• Task directions: Scan the data. Collect each line that contains the word "description".

---

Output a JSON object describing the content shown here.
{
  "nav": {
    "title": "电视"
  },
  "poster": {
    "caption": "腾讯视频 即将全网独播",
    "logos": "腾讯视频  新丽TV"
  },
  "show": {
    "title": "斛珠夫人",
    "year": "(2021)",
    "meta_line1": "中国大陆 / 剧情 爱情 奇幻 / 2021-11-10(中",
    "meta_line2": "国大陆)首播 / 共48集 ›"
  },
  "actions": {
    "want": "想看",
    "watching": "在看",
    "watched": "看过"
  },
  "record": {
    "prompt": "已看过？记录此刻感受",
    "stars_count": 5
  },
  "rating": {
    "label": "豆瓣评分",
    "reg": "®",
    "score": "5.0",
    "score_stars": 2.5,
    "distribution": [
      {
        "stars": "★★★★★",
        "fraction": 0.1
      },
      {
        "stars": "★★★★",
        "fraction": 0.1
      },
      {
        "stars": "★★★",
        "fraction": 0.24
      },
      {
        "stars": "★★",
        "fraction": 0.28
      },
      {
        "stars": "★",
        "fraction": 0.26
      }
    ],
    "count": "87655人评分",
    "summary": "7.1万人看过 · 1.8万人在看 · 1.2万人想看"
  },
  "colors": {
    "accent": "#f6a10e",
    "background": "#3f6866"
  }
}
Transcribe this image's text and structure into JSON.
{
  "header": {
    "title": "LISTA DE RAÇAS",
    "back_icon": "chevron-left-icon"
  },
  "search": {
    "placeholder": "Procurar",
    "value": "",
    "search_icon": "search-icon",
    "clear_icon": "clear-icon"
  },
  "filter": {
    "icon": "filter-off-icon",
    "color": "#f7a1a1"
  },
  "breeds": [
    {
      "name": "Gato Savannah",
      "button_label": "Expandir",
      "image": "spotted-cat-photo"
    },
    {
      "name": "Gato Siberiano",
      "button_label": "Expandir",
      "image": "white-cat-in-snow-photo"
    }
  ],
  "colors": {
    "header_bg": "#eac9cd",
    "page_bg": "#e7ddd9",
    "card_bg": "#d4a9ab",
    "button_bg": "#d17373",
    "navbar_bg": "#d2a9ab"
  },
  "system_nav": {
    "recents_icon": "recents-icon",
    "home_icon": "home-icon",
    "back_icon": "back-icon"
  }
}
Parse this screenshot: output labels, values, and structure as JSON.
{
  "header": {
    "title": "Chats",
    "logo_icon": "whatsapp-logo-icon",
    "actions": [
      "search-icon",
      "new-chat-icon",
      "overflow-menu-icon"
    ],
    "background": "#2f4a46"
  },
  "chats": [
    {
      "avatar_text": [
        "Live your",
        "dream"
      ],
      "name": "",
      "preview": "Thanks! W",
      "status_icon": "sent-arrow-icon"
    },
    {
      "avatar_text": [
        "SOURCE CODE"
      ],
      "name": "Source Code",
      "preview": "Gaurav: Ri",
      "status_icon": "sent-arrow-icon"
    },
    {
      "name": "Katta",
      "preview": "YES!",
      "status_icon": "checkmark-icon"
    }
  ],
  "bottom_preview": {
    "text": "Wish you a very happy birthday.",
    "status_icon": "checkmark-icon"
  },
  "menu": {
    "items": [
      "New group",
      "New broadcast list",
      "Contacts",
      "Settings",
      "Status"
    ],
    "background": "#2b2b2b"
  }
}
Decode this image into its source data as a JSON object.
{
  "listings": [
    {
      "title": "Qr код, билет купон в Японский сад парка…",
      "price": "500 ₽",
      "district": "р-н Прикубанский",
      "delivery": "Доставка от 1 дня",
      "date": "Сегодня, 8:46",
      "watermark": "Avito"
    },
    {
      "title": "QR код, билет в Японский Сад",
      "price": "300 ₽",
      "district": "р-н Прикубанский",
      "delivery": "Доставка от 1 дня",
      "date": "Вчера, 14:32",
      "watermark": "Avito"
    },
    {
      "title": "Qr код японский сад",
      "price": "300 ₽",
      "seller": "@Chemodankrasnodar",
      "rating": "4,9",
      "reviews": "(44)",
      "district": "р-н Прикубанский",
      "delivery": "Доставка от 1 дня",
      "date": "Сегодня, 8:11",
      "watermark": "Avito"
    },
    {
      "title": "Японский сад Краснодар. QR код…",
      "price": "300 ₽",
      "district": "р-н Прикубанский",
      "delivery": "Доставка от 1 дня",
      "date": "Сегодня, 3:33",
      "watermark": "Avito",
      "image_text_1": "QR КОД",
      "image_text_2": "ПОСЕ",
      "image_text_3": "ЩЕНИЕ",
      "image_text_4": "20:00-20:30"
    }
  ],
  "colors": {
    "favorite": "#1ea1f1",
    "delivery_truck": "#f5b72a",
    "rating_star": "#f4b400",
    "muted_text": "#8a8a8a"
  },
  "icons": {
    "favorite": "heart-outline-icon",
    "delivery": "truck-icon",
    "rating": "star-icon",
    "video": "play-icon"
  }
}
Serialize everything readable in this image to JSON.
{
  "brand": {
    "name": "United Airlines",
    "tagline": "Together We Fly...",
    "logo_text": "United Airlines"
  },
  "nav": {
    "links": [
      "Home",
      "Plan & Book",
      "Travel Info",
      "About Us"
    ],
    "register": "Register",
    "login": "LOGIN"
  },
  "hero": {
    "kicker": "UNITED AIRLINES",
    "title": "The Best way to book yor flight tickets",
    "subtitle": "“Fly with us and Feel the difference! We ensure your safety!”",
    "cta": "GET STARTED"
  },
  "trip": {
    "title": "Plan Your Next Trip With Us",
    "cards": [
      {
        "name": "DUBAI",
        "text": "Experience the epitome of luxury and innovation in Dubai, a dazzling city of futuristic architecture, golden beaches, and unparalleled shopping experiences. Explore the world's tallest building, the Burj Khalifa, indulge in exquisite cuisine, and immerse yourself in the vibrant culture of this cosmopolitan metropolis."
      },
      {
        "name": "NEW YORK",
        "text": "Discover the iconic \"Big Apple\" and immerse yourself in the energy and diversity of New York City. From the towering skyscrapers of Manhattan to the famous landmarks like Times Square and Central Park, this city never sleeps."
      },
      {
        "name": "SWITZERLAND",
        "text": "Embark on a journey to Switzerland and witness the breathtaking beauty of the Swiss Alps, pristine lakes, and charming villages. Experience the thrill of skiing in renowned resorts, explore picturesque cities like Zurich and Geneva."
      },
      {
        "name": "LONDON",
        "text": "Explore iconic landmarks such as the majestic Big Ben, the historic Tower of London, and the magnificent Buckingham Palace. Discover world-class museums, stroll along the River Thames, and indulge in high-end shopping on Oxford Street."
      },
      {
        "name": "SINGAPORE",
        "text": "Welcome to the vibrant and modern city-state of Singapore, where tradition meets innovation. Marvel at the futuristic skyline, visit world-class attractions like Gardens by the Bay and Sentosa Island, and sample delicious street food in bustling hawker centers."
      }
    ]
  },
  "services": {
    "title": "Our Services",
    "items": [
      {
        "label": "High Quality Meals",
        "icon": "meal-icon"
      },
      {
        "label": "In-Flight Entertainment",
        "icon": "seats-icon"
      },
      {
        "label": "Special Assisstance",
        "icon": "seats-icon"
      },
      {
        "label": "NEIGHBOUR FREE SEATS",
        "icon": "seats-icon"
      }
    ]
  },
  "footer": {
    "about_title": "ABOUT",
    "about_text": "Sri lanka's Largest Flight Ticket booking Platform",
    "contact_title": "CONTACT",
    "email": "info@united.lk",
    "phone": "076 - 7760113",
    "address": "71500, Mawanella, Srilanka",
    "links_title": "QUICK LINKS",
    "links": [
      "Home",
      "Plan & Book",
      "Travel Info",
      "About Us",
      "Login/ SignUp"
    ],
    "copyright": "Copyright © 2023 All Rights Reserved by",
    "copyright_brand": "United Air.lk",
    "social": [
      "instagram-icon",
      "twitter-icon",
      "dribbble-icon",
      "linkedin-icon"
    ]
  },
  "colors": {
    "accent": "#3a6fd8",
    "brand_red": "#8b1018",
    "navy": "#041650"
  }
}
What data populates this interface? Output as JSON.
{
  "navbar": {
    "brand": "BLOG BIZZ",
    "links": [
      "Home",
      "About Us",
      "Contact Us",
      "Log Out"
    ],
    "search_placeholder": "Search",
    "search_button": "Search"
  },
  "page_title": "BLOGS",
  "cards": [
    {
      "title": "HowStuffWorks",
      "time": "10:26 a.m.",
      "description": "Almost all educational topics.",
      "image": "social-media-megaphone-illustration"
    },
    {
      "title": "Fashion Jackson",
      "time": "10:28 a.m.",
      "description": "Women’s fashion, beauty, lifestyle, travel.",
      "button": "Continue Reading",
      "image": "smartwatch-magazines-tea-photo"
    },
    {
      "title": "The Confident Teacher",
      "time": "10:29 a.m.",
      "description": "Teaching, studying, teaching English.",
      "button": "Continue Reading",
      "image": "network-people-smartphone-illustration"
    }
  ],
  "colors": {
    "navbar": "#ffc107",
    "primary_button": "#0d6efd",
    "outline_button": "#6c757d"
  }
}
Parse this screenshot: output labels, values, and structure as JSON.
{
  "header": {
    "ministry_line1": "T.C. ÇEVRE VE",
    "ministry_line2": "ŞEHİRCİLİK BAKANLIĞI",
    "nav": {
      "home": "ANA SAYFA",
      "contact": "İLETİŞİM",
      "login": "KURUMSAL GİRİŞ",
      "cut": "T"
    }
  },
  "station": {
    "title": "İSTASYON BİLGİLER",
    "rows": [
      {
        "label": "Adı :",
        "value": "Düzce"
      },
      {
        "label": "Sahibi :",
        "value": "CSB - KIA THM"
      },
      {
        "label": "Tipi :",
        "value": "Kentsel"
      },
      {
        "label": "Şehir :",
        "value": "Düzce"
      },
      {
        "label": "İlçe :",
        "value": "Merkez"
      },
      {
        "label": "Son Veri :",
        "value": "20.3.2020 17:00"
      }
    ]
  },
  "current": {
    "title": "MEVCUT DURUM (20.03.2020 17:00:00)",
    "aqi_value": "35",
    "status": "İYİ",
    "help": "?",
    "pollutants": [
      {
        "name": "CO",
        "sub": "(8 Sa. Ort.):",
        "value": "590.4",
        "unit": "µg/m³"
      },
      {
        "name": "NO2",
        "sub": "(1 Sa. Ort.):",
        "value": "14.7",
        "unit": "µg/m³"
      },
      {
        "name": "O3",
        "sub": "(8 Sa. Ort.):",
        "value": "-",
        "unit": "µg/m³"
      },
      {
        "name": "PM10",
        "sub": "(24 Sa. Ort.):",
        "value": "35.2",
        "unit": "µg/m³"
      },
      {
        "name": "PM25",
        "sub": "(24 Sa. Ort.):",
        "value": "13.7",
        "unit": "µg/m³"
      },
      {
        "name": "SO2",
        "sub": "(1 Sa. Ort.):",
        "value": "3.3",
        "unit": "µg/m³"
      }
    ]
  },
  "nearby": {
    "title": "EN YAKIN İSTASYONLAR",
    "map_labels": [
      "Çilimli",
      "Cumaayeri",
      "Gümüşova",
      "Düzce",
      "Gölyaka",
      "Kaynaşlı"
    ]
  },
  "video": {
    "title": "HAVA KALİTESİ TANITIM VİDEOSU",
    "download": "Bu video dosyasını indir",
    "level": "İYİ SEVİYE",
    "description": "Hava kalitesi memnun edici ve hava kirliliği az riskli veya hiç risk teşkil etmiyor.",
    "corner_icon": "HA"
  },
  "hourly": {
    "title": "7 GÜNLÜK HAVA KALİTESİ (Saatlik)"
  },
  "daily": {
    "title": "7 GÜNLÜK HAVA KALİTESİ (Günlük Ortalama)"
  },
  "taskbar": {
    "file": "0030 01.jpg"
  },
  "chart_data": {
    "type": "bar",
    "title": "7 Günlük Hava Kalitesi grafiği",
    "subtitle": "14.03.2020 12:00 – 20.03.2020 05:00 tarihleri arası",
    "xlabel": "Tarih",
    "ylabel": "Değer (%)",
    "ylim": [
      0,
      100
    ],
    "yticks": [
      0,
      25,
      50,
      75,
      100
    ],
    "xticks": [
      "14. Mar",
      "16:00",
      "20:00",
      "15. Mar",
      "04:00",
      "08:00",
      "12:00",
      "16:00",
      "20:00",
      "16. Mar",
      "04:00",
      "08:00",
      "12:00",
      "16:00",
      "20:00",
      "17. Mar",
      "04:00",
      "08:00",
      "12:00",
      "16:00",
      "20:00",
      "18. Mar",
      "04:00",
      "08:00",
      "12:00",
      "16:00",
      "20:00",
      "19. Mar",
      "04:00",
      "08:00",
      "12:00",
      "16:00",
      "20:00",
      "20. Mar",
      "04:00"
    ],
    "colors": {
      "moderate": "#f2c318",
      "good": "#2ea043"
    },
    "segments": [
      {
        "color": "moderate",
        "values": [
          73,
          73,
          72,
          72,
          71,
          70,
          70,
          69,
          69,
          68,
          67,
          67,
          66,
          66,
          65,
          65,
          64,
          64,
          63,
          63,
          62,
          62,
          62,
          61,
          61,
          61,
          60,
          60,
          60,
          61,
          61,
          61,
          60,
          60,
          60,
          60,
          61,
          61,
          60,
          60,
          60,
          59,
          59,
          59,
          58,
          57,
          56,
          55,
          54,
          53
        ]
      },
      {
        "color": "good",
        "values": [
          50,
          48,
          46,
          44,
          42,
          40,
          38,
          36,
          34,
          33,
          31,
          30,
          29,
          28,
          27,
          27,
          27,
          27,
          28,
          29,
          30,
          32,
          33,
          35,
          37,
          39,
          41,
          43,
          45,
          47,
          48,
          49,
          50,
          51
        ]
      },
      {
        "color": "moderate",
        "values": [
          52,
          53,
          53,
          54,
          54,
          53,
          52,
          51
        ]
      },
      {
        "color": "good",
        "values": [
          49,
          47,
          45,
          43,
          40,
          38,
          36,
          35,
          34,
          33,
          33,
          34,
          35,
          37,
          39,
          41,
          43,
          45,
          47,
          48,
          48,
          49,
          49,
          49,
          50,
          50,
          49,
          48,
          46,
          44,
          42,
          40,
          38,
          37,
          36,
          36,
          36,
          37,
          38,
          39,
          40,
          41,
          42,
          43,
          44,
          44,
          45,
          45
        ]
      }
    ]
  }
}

---

• Solved problem:
      "description": "Almost all educational topics.",
      "description": "Women’s fashion, beauty, lifestyle, travel.",
      "description": "Teaching, studying, teaching English.",
    "description": "Hava kalitesi memnun edici ve hava kirliliği az riskli veya hiç risk teşkil etmiyor.",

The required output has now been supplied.